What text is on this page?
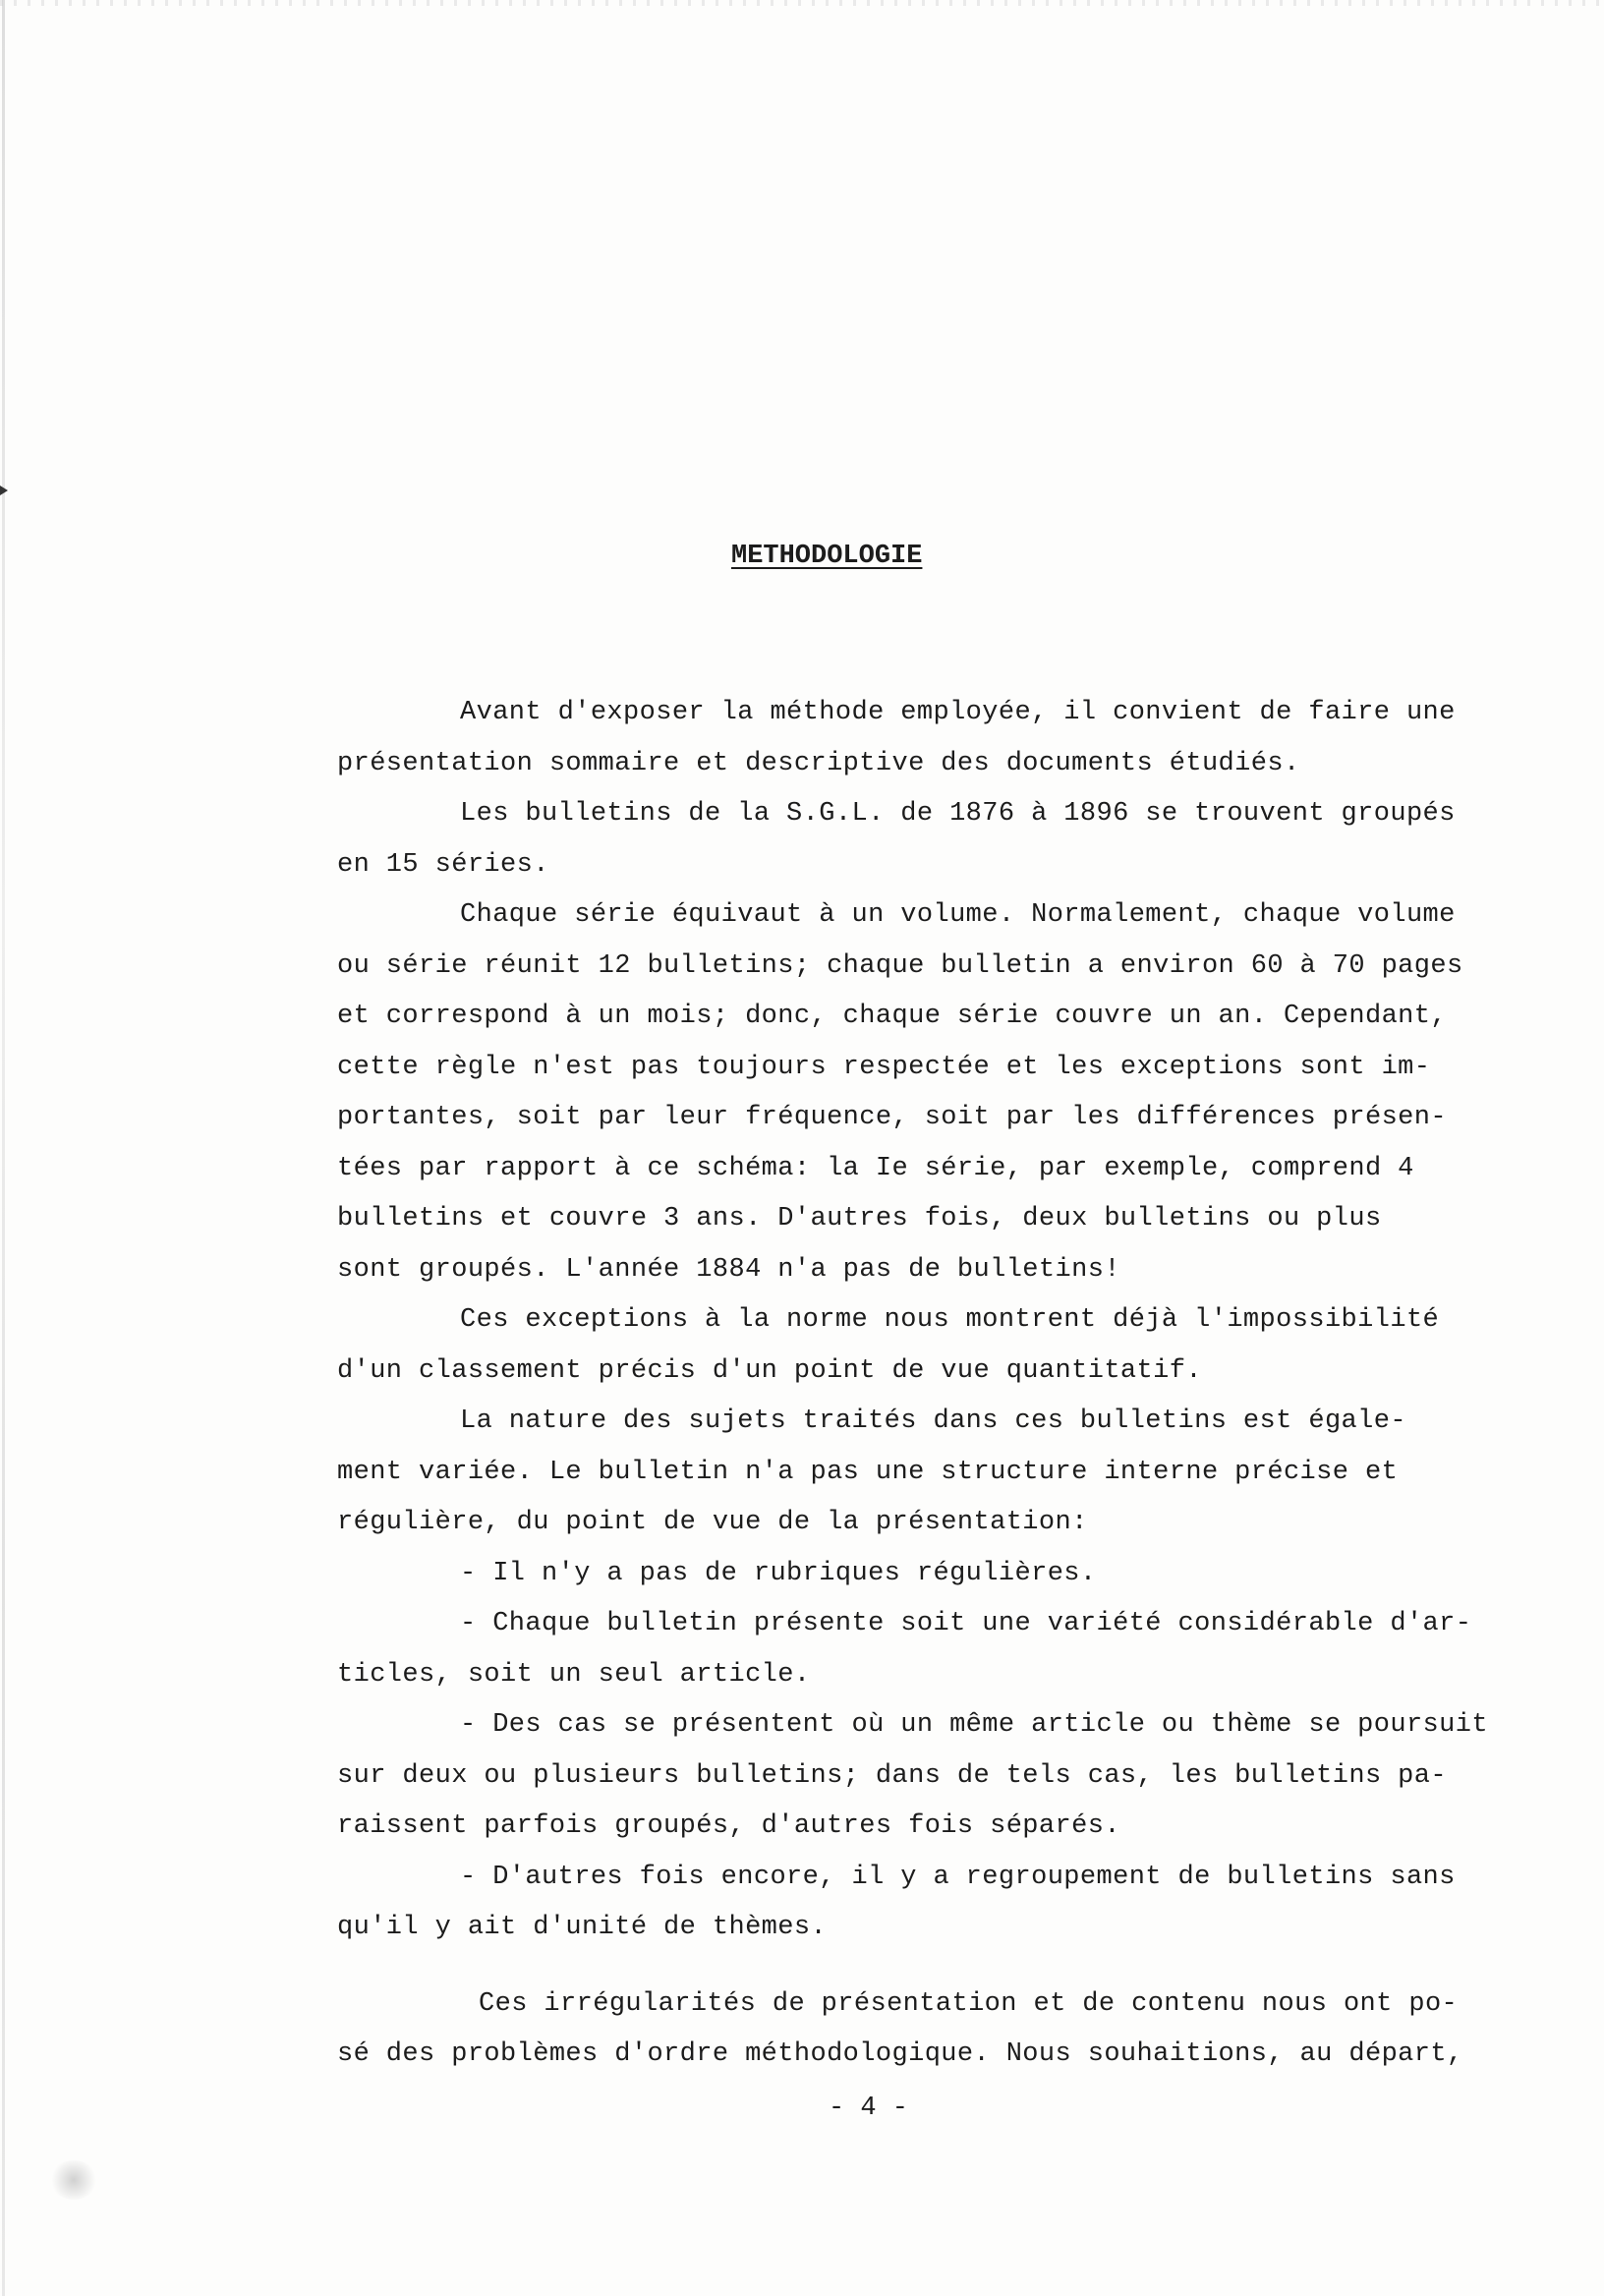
METHODOLOGIE
Avant d'exposer la méthode employée, il convient de faire une
présentation sommaire et descriptive des documents étudiés.
Les bulletins de la S.G.L. de 1876 à 1896 se trouvent groupés
en 15 séries.
Chaque série équivaut à un volume. Normalement, chaque volume
ou série réunit 12 bulletins; chaque bulletin a environ 60 à 70 pages
et correspond à un mois; donc, chaque série couvre un an. Cependant,
cette règle n'est pas toujours respectée et les exceptions sont im-
portantes, soit par leur fréquence, soit par les différences présen-
tées par rapport à ce schéma: la Ie série, par exemple, comprend 4
bulletins et couvre 3 ans. D'autres fois, deux bulletins ou plus
sont groupés. L'année 1884 n'a pas de bulletins!
Ces exceptions à la norme nous montrent déjà l'impossibilité
d'un classement précis d'un point de vue quantitatif.
La nature des sujets traités dans ces bulletins est égale-
ment variée. Le bulletin n'a pas une structure interne précise et
régulière, du point de vue de la présentation:
- Il n'y a pas de rubriques régulières.
- Chaque bulletin présente soit une variété considérable d'ar-
ticles, soit un seul article.
- Des cas se présentent où un même article ou thème se poursuit
sur deux ou plusieurs bulletins; dans de tels cas, les bulletins pa-
raissent parfois groupés, d'autres fois séparés.
- D'autres fois encore, il y a regroupement de bulletins sans
qu'il y ait d'unité de thèmes.
Ces irrégularités de présentation et de contenu nous ont po-
sé des problèmes d'ordre méthodologique. Nous souhaitions, au départ,
- 4 -
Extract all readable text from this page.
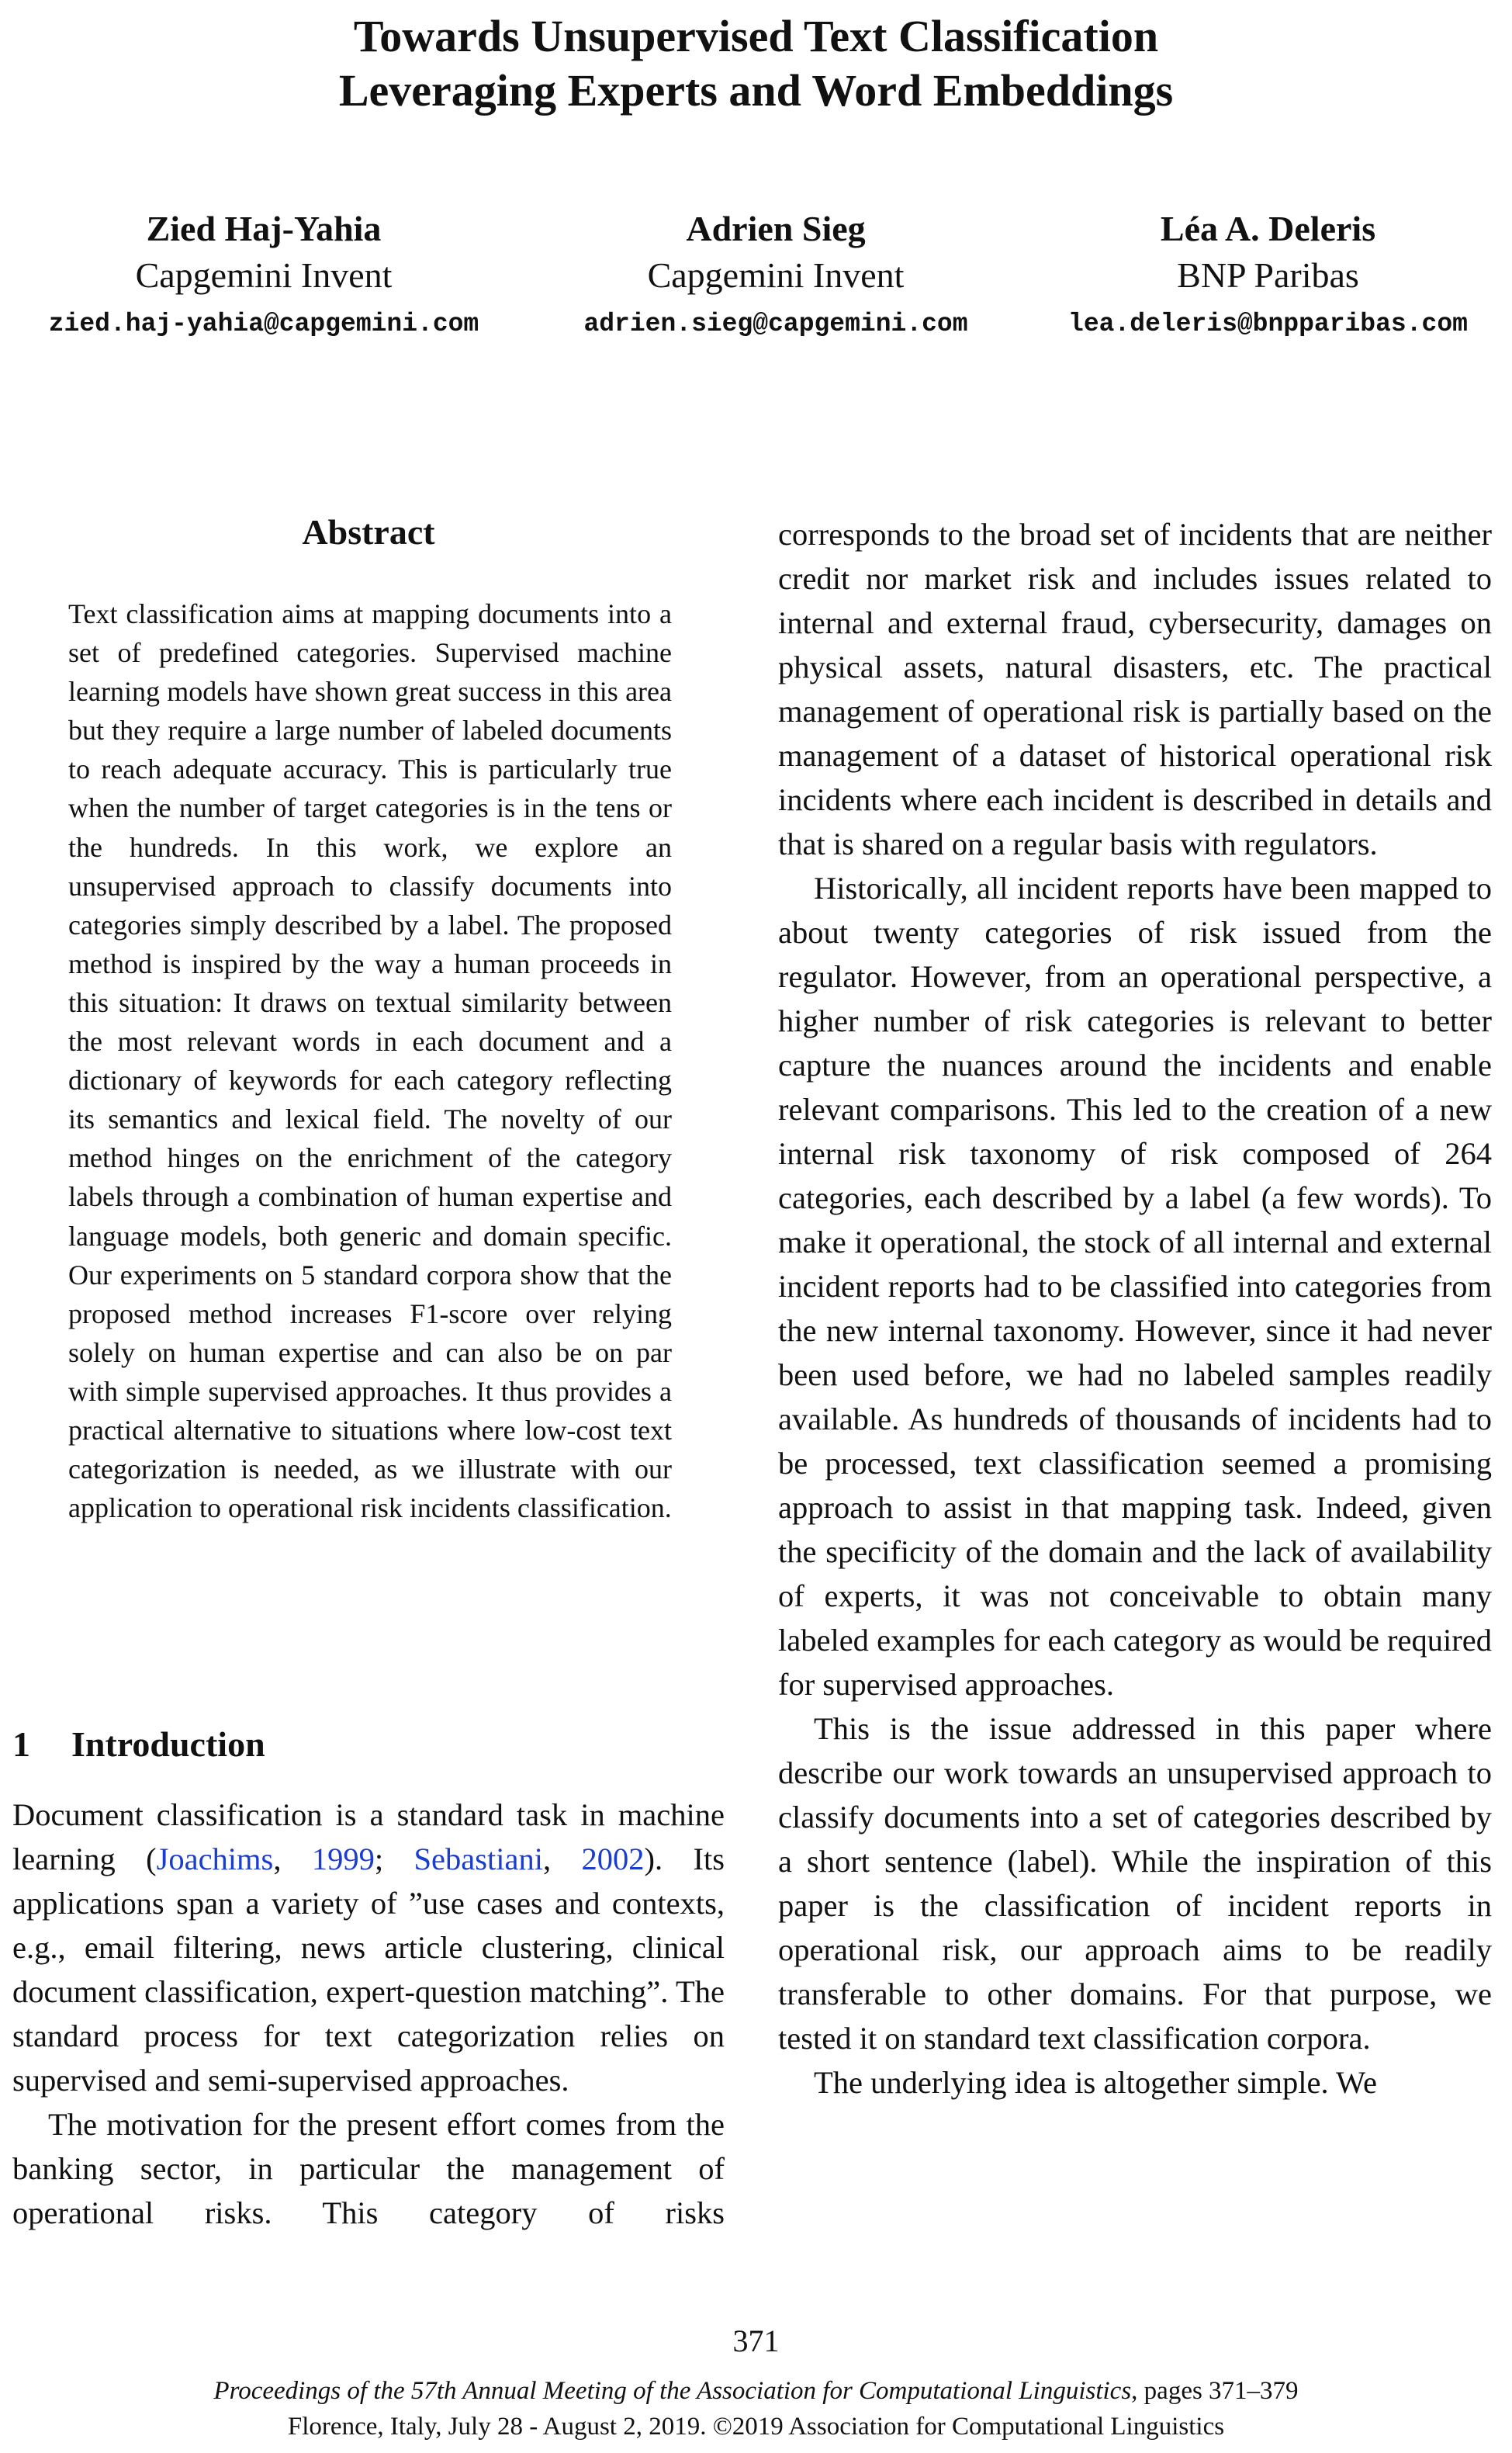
Towards Unsupervised Text Classification
Leveraging Experts and Word Embeddings
Zied Haj-Yahia
Capgemini Invent
zied.haj-yahia@capgemini.com
Adrien Sieg
Capgemini Invent
adrien.sieg@capgemini.com
Léa A. Deleris
BNP Paribas
lea.deleris@bnpparibas.com
Abstract

Text classification aims at mapping documents into a set of predefined categories. Supervised machine learning models have shown great success in this area but they require a large number of labeled documents to reach adequate accuracy. This is particularly true when the number of target categories is in the tens or the hundreds. In this work, we explore an unsupervised approach to classify documents into categories simply described by a label. The proposed method is inspired by the way a human proceeds in this situation: It draws on textual similarity between the most relevant words in each document and a dictionary of keywords for each category reflecting its semantics and lexical field. The novelty of our method hinges on the enrichment of the category labels through a combination of human expertise and language models, both generic and domain specific. Our experiments on 5 standard corpora show that the proposed method increases F1-score over relying solely on human expertise and can also be on par with simple supervised approaches. It thus provides a practical alternative to situations where low-cost text categorization is needed, as we illustrate with our application to operational risk incidents classification.

1 Introduction

Document classification is a standard task in machine learning (Joachims, 1999; Sebastiani, 2002). Its applications span a variety of ”use cases and contexts, e.g., email filtering, news article clustering, clinical document classification, expert-question matching”. The standard process for text categorization relies on supervised and semi-supervised approaches.

The motivation for the present effort comes from the banking sector, in particular the management of operational risks. This category of risks

corresponds to the broad set of incidents that are neither credit nor market risk and includes issues related to internal and external fraud, cybersecurity, damages on physical assets, natural disasters, etc. The practical management of operational risk is partially based on the management of a dataset of historical operational risk incidents where each incident is described in details and that is shared on a regular basis with regulators.

Historically, all incident reports have been mapped to about twenty categories of risk issued from the regulator. However, from an operational perspective, a higher number of risk categories is relevant to better capture the nuances around the incidents and enable relevant comparisons. This led to the creation of a new internal risk taxonomy of risk composed of 264 categories, each described by a label (a few words). To make it operational, the stock of all internal and external incident reports had to be classified into categories from the new internal taxonomy. However, since it had never been used before, we had no labeled samples readily available. As hundreds of thousands of incidents had to be processed, text classification seemed a promising approach to assist in that mapping task. Indeed, given the specificity of the domain and the lack of availability of experts, it was not conceivable to obtain many labeled examples for each category as would be required for supervised approaches.

This is the issue addressed in this paper where describe our work towards an unsupervised approach to classify documents into a set of categories described by a short sentence (label). While the inspiration of this paper is the classification of incident reports in operational risk, our approach aims to be readily transferable to other domains. For that purpose, we tested it on standard text classification corpora.

The underlying idea is altogether simple. We

371
Proceedings of the 57th Annual Meeting of the Association for Computational Linguistics, pages 371–379
Florence, Italy, July 28 - August 2, 2019. ©2019 Association for Computational Linguistics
━━━━
Given task
Write out the entries again, exactly as given, skipping any images.

Solved problem
What text is on this page?
METHODOLOGIE
Avant d'exposer la méthode employée, il convient de faire une
présentation sommaire et descriptive des documents étudiés.
Les bulletins de la S.G.L. de 1876 à 1896 se trouvent groupés
en 15 séries.
Chaque série équivaut à un volume. Normalement, chaque volume
ou série réunit 12 bulletins; chaque bulletin a environ 60 à 70 pages
et correspond à un mois; donc, chaque série couvre un an. Cependant,
cette règle n'est pas toujours respectée et les exceptions sont im-
portantes, soit par leur fréquence, soit par les différences présen-
tées par rapport à ce schéma: la Ie série, par exemple, comprend 4
bulletins et couvre 3 ans. D'autres fois, deux bulletins ou plus
sont groupés. L'année 1884 n'a pas de bulletins!
Ces exceptions à la norme nous montrent déjà l'impossibilité
d'un classement précis d'un point de vue quantitatif.
La nature des sujets traités dans ces bulletins est égale-
ment variée. Le bulletin n'a pas une structure interne précise et
régulière, du point de vue de la présentation:
- Il n'y a pas de rubriques régulières.
- Chaque bulletin présente soit une variété considérable d'ar-
ticles, soit un seul article.
- Des cas se présentent où un même article ou thème se poursuit
sur deux ou plusieurs bulletins; dans de tels cas, les bulletins pa-
raissent parfois groupés, d'autres fois séparés.
- D'autres fois encore, il y a regroupement de bulletins sans
qu'il y ait d'unité de thèmes.
Ces irrégularités de présentation et de contenu nous ont po-
sé des problèmes d'ordre méthodologique. Nous souhaitions, au départ,
- 4 -
Extract all readable text from this page.
Towards Unsupervised Text Classification
Leveraging Experts and Word Embeddings
Zied Haj-Yahia
Capgemini Invent
zied.haj-yahia@capgemini.com
Adrien Sieg
Capgemini Invent
adrien.sieg@capgemini.com
Léa A. Deleris
BNP Paribas
lea.deleris@bnpparibas.com
Abstract

Text classification aims at mapping documents into a set of predefined categories. Supervised machine learning models have shown great success in this area but they require a large number of labeled documents to reach adequate accuracy. This is particularly true when the number of target categories is in the tens or the hundreds. In this work, we explore an unsupervised approach to classify documents into categories simply described by a label. The proposed method is inspired by the way a human proceeds in this situation: It draws on textual similarity between the most relevant words in each document and a dictionary of keywords for each category reflecting its semantics and lexical field. The novelty of our method hinges on the enrichment of the category labels through a combination of human expertise and language models, both generic and domain specific. Our experiments on 5 standard corpora show that the proposed method increases F1-score over relying solely on human expertise and can also be on par with simple supervised approaches. It thus provides a practical alternative to situations where low-cost text categorization is needed, as we illustrate with our application to operational risk incidents classification.

1 Introduction

Document classification is a standard task in machine learning (Joachims, 1999; Sebastiani, 2002). Its applications span a variety of ”use cases and contexts, e.g., email filtering, news article clustering, clinical document classification, expert-question matching”. The standard process for text categorization relies on supervised and semi-supervised approaches.

The motivation for the present effort comes from the banking sector, in particular the management of operational risks. This category of risks

corresponds to the broad set of incidents that are neither credit nor market risk and includes issues related to internal and external fraud, cybersecurity, damages on physical assets, natural disasters, etc. The practical management of operational risk is partially based on the management of a dataset of historical operational risk incidents where each incident is described in details and that is shared on a regular basis with regulators.

Historically, all incident reports have been mapped to about twenty categories of risk issued from the regulator. However, from an operational perspective, a higher number of risk categories is relevant to better capture the nuances around the incidents and enable relevant comparisons. This led to the creation of a new internal risk taxonomy of risk composed of 264 categories, each described by a label (a few words). To make it operational, the stock of all internal and external incident reports had to be classified into categories from the new internal taxonomy. However, since it had never been used before, we had no labeled samples readily available. As hundreds of thousands of incidents had to be processed, text classification seemed a promising approach to assist in that mapping task. Indeed, given the specificity of the domain and the lack of availability of experts, it was not conceivable to obtain many labeled examples for each category as would be required for supervised approaches.

This is the issue addressed in this paper where describe our work towards an unsupervised approach to classify documents into a set of categories described by a short sentence (label). While the inspiration of this paper is the classification of incident reports in operational risk, our approach aims to be readily transferable to other domains. For that purpose, we tested it on standard text classification corpora.

The underlying idea is altogether simple. We

371
Proceedings of the 57th Annual Meeting of the Association for Computational Linguistics, pages 371–379
Florence, Italy, July 28 - August 2, 2019. ©2019 Association for Computational Linguistics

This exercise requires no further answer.